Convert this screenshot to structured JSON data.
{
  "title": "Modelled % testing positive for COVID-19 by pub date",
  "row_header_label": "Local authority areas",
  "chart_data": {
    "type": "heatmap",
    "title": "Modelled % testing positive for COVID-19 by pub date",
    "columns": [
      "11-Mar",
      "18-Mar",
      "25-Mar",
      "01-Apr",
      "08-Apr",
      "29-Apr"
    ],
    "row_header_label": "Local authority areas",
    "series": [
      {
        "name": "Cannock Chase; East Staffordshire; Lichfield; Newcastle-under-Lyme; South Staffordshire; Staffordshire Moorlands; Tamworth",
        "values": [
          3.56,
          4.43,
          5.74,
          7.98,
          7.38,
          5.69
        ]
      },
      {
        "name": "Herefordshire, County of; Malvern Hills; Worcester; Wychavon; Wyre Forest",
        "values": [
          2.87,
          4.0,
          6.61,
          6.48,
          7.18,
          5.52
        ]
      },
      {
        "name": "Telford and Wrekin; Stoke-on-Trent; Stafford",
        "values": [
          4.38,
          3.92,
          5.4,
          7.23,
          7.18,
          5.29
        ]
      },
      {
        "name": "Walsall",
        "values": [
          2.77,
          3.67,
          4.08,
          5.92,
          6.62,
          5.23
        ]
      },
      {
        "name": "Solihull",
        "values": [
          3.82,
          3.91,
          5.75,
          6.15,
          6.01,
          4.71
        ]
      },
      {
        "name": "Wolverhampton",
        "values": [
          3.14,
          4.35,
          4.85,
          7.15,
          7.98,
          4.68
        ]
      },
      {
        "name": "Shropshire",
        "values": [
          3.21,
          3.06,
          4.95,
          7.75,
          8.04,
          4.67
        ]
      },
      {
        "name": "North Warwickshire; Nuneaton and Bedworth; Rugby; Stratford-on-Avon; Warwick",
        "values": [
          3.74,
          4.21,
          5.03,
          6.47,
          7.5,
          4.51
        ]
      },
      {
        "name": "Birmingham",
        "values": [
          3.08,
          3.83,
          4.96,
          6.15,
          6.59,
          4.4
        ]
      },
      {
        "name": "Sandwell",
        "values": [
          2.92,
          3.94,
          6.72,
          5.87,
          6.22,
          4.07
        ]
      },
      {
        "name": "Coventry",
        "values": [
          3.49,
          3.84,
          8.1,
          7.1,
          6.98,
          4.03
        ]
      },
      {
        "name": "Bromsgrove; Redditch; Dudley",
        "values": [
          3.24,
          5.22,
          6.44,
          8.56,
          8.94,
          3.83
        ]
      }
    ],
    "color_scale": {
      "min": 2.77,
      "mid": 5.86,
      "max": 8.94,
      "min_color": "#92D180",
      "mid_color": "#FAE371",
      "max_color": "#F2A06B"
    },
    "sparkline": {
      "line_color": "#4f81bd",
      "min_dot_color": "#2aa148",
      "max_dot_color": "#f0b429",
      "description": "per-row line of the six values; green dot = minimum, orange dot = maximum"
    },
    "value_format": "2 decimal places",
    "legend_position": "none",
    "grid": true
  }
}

Objective:
Quote every record above exactly.

The solution:
Convert this screenshot to structured JSON data.
{
  "title": "Modelled % testing positive for COVID-19 by pub date",
  "row_header_label": "Local authority areas",
  "chart_data": {
    "type": "heatmap",
    "title": "Modelled % testing positive for COVID-19 by pub date",
    "columns": [
      "11-Mar",
      "18-Mar",
      "25-Mar",
      "01-Apr",
      "08-Apr",
      "29-Apr"
    ],
    "row_header_label": "Local authority areas",
    "series": [
      {
        "name": "Cannock Chase; East Staffordshire; Lichfield; Newcastle-under-Lyme; South Staffordshire; Staffordshire Moorlands; Tamworth",
        "values": [
          3.56,
          4.43,
          5.74,
          7.98,
          7.38,
          5.69
        ]
      },
      {
        "name": "Herefordshire, County of; Malvern Hills; Worcester; Wychavon; Wyre Forest",
        "values": [
          2.87,
          4.0,
          6.61,
          6.48,
          7.18,
          5.52
        ]
      },
      {
        "name": "Telford and Wrekin; Stoke-on-Trent; Stafford",
        "values": [
          4.38,
          3.92,
          5.4,
          7.23,
          7.18,
          5.29
        ]
      },
      {
        "name": "Walsall",
        "values": [
          2.77,
          3.67,
          4.08,
          5.92,
          6.62,
          5.23
        ]
      },
      {
        "name": "Solihull",
        "values": [
          3.82,
          3.91,
          5.75,
          6.15,
          6.01,
          4.71
        ]
      },
      {
        "name": "Wolverhampton",
        "values": [
          3.14,
          4.35,
          4.85,
          7.15,
          7.98,
          4.68
        ]
      },
      {
        "name": "Shropshire",
        "values": [
          3.21,
          3.06,
          4.95,
          7.75,
          8.04,
          4.67
        ]
      },
      {
        "name": "North Warwickshire; Nuneaton and Bedworth; Rugby; Stratford-on-Avon; Warwick",
        "values": [
          3.74,
          4.21,
          5.03,
          6.47,
          7.5,
          4.51
        ]
      },
      {
        "name": "Birmingham",
        "values": [
          3.08,
          3.83,
          4.96,
          6.15,
          6.59,
          4.4
        ]
      },
      {
        "name": "Sandwell",
        "values": [
          2.92,
          3.94,
          6.72,
          5.87,
          6.22,
          4.07
        ]
      },
      {
        "name": "Coventry",
        "values": [
          3.49,
          3.84,
          8.1,
          7.1,
          6.98,
          4.03
        ]
      },
      {
        "name": "Bromsgrove; Redditch; Dudley",
        "values": [
          3.24,
          5.22,
          6.44,
          8.56,
          8.94,
          3.83
        ]
      }
    ],
    "color_scale": {
      "min": 2.77,
      "mid": 5.86,
      "max": 8.94,
      "min_color": "#92D180",
      "mid_color": "#FAE371",
      "max_color": "#F2A06B"
    },
    "sparkline": {
      "line_color": "#4f81bd",
      "min_dot_color": "#2aa148",
      "max_dot_color": "#f0b429",
      "description": "per-row line of the six values; green dot = minimum, orange dot = maximum"
    },
    "value_format": "2 decimal places",
    "legend_position": "none",
    "grid": true
  }
}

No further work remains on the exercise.